## Written instruction
Please print the full listing exactly.

START Extracted records

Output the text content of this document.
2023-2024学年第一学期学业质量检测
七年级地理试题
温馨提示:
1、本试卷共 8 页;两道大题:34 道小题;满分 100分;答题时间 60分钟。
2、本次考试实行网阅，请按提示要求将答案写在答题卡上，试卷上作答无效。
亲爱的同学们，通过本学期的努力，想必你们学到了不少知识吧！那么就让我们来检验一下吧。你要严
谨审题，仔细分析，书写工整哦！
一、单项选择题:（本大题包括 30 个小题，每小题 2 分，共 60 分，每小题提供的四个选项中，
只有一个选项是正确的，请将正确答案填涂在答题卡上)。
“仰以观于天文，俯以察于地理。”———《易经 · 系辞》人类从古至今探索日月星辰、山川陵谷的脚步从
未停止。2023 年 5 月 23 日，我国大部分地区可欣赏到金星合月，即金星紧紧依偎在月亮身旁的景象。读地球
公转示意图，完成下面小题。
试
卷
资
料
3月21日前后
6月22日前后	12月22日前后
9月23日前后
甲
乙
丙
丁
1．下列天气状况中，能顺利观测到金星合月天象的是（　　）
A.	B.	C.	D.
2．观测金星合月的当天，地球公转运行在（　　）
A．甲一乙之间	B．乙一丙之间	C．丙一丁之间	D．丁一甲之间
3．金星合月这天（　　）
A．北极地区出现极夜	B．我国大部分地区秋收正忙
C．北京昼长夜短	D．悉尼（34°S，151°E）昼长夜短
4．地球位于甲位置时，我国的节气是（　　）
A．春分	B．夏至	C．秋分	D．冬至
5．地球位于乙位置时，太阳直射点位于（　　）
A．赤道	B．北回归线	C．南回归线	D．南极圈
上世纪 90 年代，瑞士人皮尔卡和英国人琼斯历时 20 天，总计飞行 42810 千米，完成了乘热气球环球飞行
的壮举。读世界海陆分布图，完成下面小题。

END Extracted records

## The solution
Output the text content of this document.
2023-2024学年第一学期学业质量检测
七年级地理试题
温馨提示:
1、本试卷共 8 页;两道大题:34 道小题;满分 100分;答题时间 60分钟。
2、本次考试实行网阅，请按提示要求将答案写在答题卡上，试卷上作答无效。
亲爱的同学们，通过本学期的努力，想必你们学到了不少知识吧！那么就让我们来检验一下吧。你要严
谨审题，仔细分析，书写工整哦！
一、单项选择题:（本大题包括 30 个小题，每小题 2 分，共 60 分，每小题提供的四个选项中，
只有一个选项是正确的，请将正确答案填涂在答题卡上)。
“仰以观于天文，俯以察于地理。”———《易经 · 系辞》人类从古至今探索日月星辰、山川陵谷的脚步从
未停止。2023 年 5 月 23 日，我国大部分地区可欣赏到金星合月，即金星紧紧依偎在月亮身旁的景象。读地球
公转示意图，完成下面小题。
试
卷
资
料
3月21日前后
6月22日前后	12月22日前后
9月23日前后
甲
乙
丙
丁
1．下列天气状况中，能顺利观测到金星合月天象的是（　　）
A.	B.	C.	D.
2．观测金星合月的当天，地球公转运行在（　　）
A．甲一乙之间	B．乙一丙之间	C．丙一丁之间	D．丁一甲之间
3．金星合月这天（　　）
A．北极地区出现极夜	B．我国大部分地区秋收正忙
C．北京昼长夜短	D．悉尼（34°S，151°E）昼长夜短
4．地球位于甲位置时，我国的节气是（　　）
A．春分	B．夏至	C．秋分	D．冬至
5．地球位于乙位置时，太阳直射点位于（　　）
A．赤道	B．北回归线	C．南回归线	D．南极圈
上世纪 90 年代，瑞士人皮尔卡和英国人琼斯历时 20 天，总计飞行 42810 千米，完成了乘热气球环球飞行
的壮举。读世界海陆分布图，完成下面小题。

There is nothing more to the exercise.